■ **What is required**: Set down the material below word for word, excluding the pictures.

━━ Supplied records ━━

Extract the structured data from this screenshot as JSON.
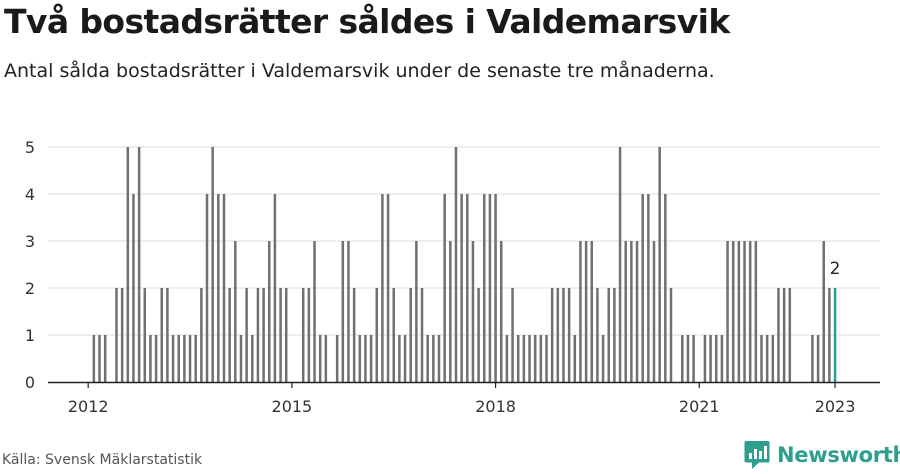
{
  "title": "Två bostadsrätter såldes i Valdemarsvik",
  "subtitle": "Antal sålda bostadsrätter i Valdemarsvik under de senaste tre månaderna.",
  "source": "Källa: Svensk Mäklarstatistik",
  "brand": "Newsworthy",
  "colors": {
    "bar": "#707070",
    "highlight": "#2a9d8f",
    "grid": "#dddddd",
    "axis": "#222222",
    "brand": "#2e9e8e"
  },
  "icons": {
    "logo": "newsworthy-logo-icon"
  },
  "chart_data": {
    "type": "bar",
    "x_start": "2012-01",
    "x_unit": "month",
    "ylim": [
      0,
      5
    ],
    "yticks": [
      0,
      1,
      2,
      3,
      4,
      5
    ],
    "xtick_labels": [
      "2012",
      "2015",
      "2018",
      "2021",
      "2023"
    ],
    "xlabel": "",
    "ylabel": "",
    "grid": true,
    "values": [
      0,
      1,
      1,
      1,
      0,
      2,
      2,
      5,
      4,
      5,
      2,
      1,
      1,
      2,
      2,
      1,
      1,
      1,
      1,
      1,
      2,
      4,
      5,
      4,
      4,
      2,
      3,
      1,
      2,
      1,
      2,
      2,
      3,
      4,
      2,
      2,
      0,
      0,
      2,
      2,
      3,
      1,
      1,
      0,
      1,
      3,
      3,
      2,
      1,
      1,
      1,
      2,
      4,
      4,
      2,
      1,
      1,
      2,
      3,
      2,
      1,
      1,
      1,
      4,
      3,
      5,
      4,
      4,
      3,
      2,
      4,
      4,
      4,
      3,
      1,
      2,
      1,
      1,
      1,
      1,
      1,
      1,
      2,
      2,
      2,
      2,
      1,
      3,
      3,
      3,
      2,
      1,
      2,
      2,
      5,
      3,
      3,
      3,
      4,
      4,
      3,
      5,
      4,
      2,
      0,
      1,
      1,
      1,
      0,
      1,
      1,
      1,
      1,
      3,
      3,
      3,
      3,
      3,
      3,
      1,
      1,
      1,
      2,
      2,
      2,
      0,
      0,
      0,
      1,
      1,
      3,
      2,
      2
    ],
    "highlight": {
      "index": 132,
      "label": "2"
    }
  }
}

━━━

■ **Written solution**:
Extract the structured data from this screenshot as JSON.
{
  "title": "Två bostadsrätter såldes i Valdemarsvik",
  "subtitle": "Antal sålda bostadsrätter i Valdemarsvik under de senaste tre månaderna.",
  "source": "Källa: Svensk Mäklarstatistik",
  "brand": "Newsworthy",
  "colors": {
    "bar": "#707070",
    "highlight": "#2a9d8f",
    "grid": "#dddddd",
    "axis": "#222222",
    "brand": "#2e9e8e"
  },
  "icons": {
    "logo": "newsworthy-logo-icon"
  },
  "chart_data": {
    "type": "bar",
    "x_start": "2012-01",
    "x_unit": "month",
    "ylim": [
      0,
      5
    ],
    "yticks": [
      0,
      1,
      2,
      3,
      4,
      5
    ],
    "xtick_labels": [
      "2012",
      "2015",
      "2018",
      "2021",
      "2023"
    ],
    "xlabel": "",
    "ylabel": "",
    "grid": true,
    "values": [
      0,
      1,
      1,
      1,
      0,
      2,
      2,
      5,
      4,
      5,
      2,
      1,
      1,
      2,
      2,
      1,
      1,
      1,
      1,
      1,
      2,
      4,
      5,
      4,
      4,
      2,
      3,
      1,
      2,
      1,
      2,
      2,
      3,
      4,
      2,
      2,
      0,
      0,
      2,
      2,
      3,
      1,
      1,
      0,
      1,
      3,
      3,
      2,
      1,
      1,
      1,
      2,
      4,
      4,
      2,
      1,
      1,
      2,
      3,
      2,
      1,
      1,
      1,
      4,
      3,
      5,
      4,
      4,
      3,
      2,
      4,
      4,
      4,
      3,
      1,
      2,
      1,
      1,
      1,
      1,
      1,
      1,
      2,
      2,
      2,
      2,
      1,
      3,
      3,
      3,
      2,
      1,
      2,
      2,
      5,
      3,
      3,
      3,
      4,
      4,
      3,
      5,
      4,
      2,
      0,
      1,
      1,
      1,
      0,
      1,
      1,
      1,
      1,
      3,
      3,
      3,
      3,
      3,
      3,
      1,
      1,
      1,
      2,
      2,
      2,
      0,
      0,
      0,
      1,
      1,
      3,
      2,
      2
    ],
    "highlight": {
      "index": 132,
      "label": "2"
    }
  }
}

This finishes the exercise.